_TEXT SHOWN_
********

Robert Stack, 1919-2003


Robert Stack, the tough, forceful actor who had a solid career in films before achieving his greatest success playing crime fighter Eliot Ness in the '60s television series The Untouchables (1959-63) and later as host of the long-running Unsolved Mysteries(1987-2002), died on May 14 of heart failure in his Los Angeles home. He was 84.

Stack was born in Los Angeles on January 13, 1919 to a well-to-do family but his parents divorced when he was a year old. At age three, he moved with his mother to Paris, where she studied singing. They returned to Los Angeles when he was seven, by then French was his native language and was not taught English until he started schooling.

Naturally athletic, Stack was still in high school when he became a national skeet-shooting champion and top-flight polo player. He soon was giving lessons on shooting to such top Hollywood luminaries as Clark Gable and Carol Lombard, and found himself on the polo field with some notable movie moguls like Darryl Zanuck and Walter Wanger.

********

_RECORDS SHOWN_
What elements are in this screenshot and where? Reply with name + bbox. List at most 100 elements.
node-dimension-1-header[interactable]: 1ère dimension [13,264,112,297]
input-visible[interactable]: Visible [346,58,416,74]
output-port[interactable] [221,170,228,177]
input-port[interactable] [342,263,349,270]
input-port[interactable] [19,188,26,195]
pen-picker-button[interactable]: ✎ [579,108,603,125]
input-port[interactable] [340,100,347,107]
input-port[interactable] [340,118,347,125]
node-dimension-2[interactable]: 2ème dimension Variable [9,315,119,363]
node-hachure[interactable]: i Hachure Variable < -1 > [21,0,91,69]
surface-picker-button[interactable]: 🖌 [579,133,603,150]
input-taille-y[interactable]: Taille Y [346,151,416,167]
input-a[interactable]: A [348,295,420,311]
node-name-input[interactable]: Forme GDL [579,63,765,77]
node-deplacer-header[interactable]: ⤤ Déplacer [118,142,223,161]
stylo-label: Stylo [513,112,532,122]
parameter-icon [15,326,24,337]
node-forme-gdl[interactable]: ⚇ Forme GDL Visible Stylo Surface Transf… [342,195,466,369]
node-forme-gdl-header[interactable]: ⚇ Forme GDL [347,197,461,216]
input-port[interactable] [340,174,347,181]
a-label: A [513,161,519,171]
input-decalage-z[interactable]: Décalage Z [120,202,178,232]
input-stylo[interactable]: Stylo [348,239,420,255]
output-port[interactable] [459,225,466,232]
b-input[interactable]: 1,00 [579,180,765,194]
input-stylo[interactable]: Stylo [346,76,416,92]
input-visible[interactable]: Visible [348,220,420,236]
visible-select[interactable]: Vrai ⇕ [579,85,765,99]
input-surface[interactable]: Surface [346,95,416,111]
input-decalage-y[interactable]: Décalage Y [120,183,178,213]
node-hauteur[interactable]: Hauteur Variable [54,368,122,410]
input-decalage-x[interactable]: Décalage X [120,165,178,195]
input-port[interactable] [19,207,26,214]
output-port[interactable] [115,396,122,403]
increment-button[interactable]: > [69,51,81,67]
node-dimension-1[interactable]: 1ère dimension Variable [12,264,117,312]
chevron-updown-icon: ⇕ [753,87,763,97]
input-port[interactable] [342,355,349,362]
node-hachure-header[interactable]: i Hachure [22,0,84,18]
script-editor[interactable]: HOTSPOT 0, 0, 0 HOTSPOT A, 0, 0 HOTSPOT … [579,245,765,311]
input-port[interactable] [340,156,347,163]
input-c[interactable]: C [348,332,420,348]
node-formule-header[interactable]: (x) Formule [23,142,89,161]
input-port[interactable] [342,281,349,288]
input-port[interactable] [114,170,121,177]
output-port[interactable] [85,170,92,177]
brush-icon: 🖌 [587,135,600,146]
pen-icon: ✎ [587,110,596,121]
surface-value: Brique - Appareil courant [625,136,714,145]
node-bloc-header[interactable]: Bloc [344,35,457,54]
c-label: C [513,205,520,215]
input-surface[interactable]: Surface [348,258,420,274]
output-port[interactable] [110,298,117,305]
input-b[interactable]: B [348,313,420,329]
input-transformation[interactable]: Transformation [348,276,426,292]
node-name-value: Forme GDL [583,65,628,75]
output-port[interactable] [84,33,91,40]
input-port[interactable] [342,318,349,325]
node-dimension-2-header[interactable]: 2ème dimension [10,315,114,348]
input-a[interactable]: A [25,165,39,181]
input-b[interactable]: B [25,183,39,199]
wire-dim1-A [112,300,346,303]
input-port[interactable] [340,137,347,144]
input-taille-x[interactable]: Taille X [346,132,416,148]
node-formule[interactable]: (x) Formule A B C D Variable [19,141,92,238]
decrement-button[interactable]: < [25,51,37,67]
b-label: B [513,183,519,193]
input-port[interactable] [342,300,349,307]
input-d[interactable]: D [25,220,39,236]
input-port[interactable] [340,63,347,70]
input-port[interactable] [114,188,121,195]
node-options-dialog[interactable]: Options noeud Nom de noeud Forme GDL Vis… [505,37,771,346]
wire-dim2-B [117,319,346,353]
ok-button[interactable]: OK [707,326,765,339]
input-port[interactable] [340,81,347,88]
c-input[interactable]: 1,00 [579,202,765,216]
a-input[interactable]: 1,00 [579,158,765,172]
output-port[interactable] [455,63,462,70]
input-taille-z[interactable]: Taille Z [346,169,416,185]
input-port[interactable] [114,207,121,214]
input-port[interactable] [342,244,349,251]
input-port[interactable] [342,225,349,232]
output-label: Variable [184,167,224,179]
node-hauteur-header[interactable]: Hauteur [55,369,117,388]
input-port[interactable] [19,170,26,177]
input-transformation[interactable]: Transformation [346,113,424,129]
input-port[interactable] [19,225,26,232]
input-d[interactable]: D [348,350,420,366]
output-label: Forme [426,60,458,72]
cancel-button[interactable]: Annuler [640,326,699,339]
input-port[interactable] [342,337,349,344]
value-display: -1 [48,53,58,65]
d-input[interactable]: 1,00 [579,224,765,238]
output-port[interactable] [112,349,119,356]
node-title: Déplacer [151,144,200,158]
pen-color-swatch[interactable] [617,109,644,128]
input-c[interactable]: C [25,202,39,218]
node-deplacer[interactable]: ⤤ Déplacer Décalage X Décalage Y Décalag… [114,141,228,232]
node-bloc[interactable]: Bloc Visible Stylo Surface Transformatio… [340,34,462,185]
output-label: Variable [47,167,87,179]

********

_WHAT YOU HAVE TO DO_
Swap "tough" for "rugged" in the part of the obituary that begins at "Robert Stack, the" and stops after "home. He was 84.", and write that part out again. These items have no connection to the obituary.

_RESULT FOR THIS EXERCISE_
Robert Stack, the rugged, forceful actor who had a solid career in films before achieving his greatest success playing crime fighter Eliot Ness in the '60s television series The Untouchables (1959-63) and later as host of the long-running Unsolved Mysteries(1987-2002), died on May 14 of heart failure in his Los Angeles home. He was 84.